Exercise directions:
Retype the material word for word.

Material provided:
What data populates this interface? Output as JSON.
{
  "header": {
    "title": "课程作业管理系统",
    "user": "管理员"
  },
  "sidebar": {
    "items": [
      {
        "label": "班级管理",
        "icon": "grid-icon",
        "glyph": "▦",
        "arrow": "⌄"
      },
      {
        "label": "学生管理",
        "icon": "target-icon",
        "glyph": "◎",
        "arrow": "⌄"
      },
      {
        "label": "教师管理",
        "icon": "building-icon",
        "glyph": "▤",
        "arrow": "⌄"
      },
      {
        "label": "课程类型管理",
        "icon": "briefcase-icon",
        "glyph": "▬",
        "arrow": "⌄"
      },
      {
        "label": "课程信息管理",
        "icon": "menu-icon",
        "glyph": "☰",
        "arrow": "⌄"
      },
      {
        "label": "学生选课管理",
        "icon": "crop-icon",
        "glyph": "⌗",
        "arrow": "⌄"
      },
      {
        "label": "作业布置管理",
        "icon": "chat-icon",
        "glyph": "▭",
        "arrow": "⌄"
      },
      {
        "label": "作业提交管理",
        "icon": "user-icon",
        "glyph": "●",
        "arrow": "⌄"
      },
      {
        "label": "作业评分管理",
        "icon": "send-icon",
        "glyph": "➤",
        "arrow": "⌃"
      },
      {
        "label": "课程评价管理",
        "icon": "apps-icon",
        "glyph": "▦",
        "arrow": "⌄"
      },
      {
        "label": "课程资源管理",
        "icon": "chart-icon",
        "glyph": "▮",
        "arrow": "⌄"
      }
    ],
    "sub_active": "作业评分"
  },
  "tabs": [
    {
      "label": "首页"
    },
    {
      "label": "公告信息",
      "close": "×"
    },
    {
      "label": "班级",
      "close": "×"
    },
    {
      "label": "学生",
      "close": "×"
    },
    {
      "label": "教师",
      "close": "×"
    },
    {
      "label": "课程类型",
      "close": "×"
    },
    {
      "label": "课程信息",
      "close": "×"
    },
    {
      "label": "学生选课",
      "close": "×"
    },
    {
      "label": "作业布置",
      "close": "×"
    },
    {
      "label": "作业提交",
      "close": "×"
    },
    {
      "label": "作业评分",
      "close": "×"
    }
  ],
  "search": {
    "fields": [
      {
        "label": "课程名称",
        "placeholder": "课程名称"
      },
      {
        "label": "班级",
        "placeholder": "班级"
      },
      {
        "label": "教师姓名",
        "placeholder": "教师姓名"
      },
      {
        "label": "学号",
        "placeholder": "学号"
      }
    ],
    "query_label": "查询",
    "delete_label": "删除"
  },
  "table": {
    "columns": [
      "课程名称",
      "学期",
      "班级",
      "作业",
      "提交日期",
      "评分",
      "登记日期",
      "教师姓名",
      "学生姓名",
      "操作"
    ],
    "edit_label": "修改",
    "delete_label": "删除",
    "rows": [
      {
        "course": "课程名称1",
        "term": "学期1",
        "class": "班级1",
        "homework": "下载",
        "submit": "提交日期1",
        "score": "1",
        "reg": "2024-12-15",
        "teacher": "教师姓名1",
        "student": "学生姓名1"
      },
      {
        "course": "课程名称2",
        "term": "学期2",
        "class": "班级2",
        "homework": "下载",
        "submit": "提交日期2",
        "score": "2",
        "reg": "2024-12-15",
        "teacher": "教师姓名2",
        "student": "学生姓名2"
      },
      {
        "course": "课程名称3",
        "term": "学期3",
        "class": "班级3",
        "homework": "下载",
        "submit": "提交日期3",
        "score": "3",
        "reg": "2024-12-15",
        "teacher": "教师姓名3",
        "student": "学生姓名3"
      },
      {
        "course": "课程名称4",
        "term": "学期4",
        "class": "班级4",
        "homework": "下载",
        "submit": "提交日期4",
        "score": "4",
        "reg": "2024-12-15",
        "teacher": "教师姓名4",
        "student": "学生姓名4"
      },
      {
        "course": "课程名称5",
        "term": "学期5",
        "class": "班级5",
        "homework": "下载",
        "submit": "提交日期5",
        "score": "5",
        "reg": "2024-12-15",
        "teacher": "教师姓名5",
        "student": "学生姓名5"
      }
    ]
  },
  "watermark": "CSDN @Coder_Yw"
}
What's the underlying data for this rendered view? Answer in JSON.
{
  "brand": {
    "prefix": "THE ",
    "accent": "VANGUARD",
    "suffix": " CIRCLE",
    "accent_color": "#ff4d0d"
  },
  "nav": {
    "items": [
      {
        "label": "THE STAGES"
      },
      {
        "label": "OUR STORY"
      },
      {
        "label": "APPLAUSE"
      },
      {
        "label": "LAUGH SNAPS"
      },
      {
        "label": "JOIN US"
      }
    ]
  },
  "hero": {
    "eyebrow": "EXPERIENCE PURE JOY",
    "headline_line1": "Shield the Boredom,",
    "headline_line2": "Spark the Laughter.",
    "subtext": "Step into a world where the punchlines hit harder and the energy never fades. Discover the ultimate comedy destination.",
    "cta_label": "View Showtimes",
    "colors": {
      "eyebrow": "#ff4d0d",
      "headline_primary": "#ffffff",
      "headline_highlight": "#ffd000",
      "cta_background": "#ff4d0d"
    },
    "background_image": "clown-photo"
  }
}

Response to the task:
What data populates this interface? Output as JSON.
{
  "header": {
    "title": "课程作业管理系统",
    "user": "管理员"
  },
  "sidebar": {
    "items": [
      {
        "label": "班级管理",
        "icon": "grid-icon",
        "glyph": "▦",
        "arrow": "⌄"
      },
      {
        "label": "学生管理",
        "icon": "target-icon",
        "glyph": "◎",
        "arrow": "⌄"
      },
      {
        "label": "教师管理",
        "icon": "building-icon",
        "glyph": "▤",
        "arrow": "⌄"
      },
      {
        "label": "课程类型管理",
        "icon": "briefcase-icon",
        "glyph": "▬",
        "arrow": "⌄"
      },
      {
        "label": "课程信息管理",
        "icon": "menu-icon",
        "glyph": "☰",
        "arrow": "⌄"
      },
      {
        "label": "学生选课管理",
        "icon": "crop-icon",
        "glyph": "⌗",
        "arrow": "⌄"
      },
      {
        "label": "作业布置管理",
        "icon": "chat-icon",
        "glyph": "▭",
        "arrow": "⌄"
      },
      {
        "label": "作业提交管理",
        "icon": "user-icon",
        "glyph": "●",
        "arrow": "⌄"
      },
      {
        "label": "作业评分管理",
        "icon": "send-icon",
        "glyph": "➤",
        "arrow": "⌃"
      },
      {
        "label": "课程评价管理",
        "icon": "apps-icon",
        "glyph": "▦",
        "arrow": "⌄"
      },
      {
        "label": "课程资源管理",
        "icon": "chart-icon",
        "glyph": "▮",
        "arrow": "⌄"
      }
    ],
    "sub_active": "作业评分"
  },
  "tabs": [
    {
      "label": "首页"
    },
    {
      "label": "公告信息",
      "close": "×"
    },
    {
      "label": "班级",
      "close": "×"
    },
    {
      "label": "学生",
      "close": "×"
    },
    {
      "label": "教师",
      "close": "×"
    },
    {
      "label": "课程类型",
      "close": "×"
    },
    {
      "label": "课程信息",
      "close": "×"
    },
    {
      "label": "学生选课",
      "close": "×"
    },
    {
      "label": "作业布置",
      "close": "×"
    },
    {
      "label": "作业提交",
      "close": "×"
    },
    {
      "label": "作业评分",
      "close": "×"
    }
  ],
  "search": {
    "fields": [
      {
        "label": "课程名称",
        "placeholder": "课程名称"
      },
      {
        "label": "班级",
        "placeholder": "班级"
      },
      {
        "label": "教师姓名",
        "placeholder": "教师姓名"
      },
      {
        "label": "学号",
        "placeholder": "学号"
      }
    ],
    "query_label": "查询",
    "delete_label": "删除"
  },
  "table": {
    "columns": [
      "课程名称",
      "学期",
      "班级",
      "作业",
      "提交日期",
      "评分",
      "登记日期",
      "教师姓名",
      "学生姓名",
      "操作"
    ],
    "edit_label": "修改",
    "delete_label": "删除",
    "rows": [
      {
        "course": "课程名称1",
        "term": "学期1",
        "class": "班级1",
        "homework": "下载",
        "submit": "提交日期1",
        "score": "1",
        "reg": "2024-12-15",
        "teacher": "教师姓名1",
        "student": "学生姓名1"
      },
      {
        "course": "课程名称2",
        "term": "学期2",
        "class": "班级2",
        "homework": "下载",
        "submit": "提交日期2",
        "score": "2",
        "reg": "2024-12-15",
        "teacher": "教师姓名2",
        "student": "学生姓名2"
      },
      {
        "course": "课程名称3",
        "term": "学期3",
        "class": "班级3",
        "homework": "下载",
        "submit": "提交日期3",
        "score": "3",
        "reg": "2024-12-15",
        "teacher": "教师姓名3",
        "student": "学生姓名3"
      },
      {
        "course": "课程名称4",
        "term": "学期4",
        "class": "班级4",
        "homework": "下载",
        "submit": "提交日期4",
        "score": "4",
        "reg": "2024-12-15",
        "teacher": "教师姓名4",
        "student": "学生姓名4"
      },
      {
        "course": "课程名称5",
        "term": "学期5",
        "class": "班级5",
        "homework": "下载",
        "submit": "提交日期5",
        "score": "5",
        "reg": "2024-12-15",
        "teacher": "教师姓名5",
        "student": "学生姓名5"
      }
    ]
  },
  "watermark": "CSDN @Coder_Yw"
}
What's the underlying data for this rendered view? Answer in JSON.
{
  "brand": {
    "prefix": "THE ",
    "accent": "VANGUARD",
    "suffix": " CIRCLE",
    "accent_color": "#ff4d0d"
  },
  "nav": {
    "items": [
      {
        "label": "THE STAGES"
      },
      {
        "label": "OUR STORY"
      },
      {
        "label": "APPLAUSE"
      },
      {
        "label": "LAUGH SNAPS"
      },
      {
        "label": "JOIN US"
      }
    ]
  },
  "hero": {
    "eyebrow": "EXPERIENCE PURE JOY",
    "headline_line1": "Shield the Boredom,",
    "headline_line2": "Spark the Laughter.",
    "subtext": "Step into a world where the punchlines hit harder and the energy never fades. Discover the ultimate comedy destination.",
    "cta_label": "View Showtimes",
    "colors": {
      "eyebrow": "#ff4d0d",
      "headline_primary": "#ffffff",
      "headline_highlight": "#ffd000",
      "cta_background": "#ff4d0d"
    },
    "background_image": "clown-photo"
  }
}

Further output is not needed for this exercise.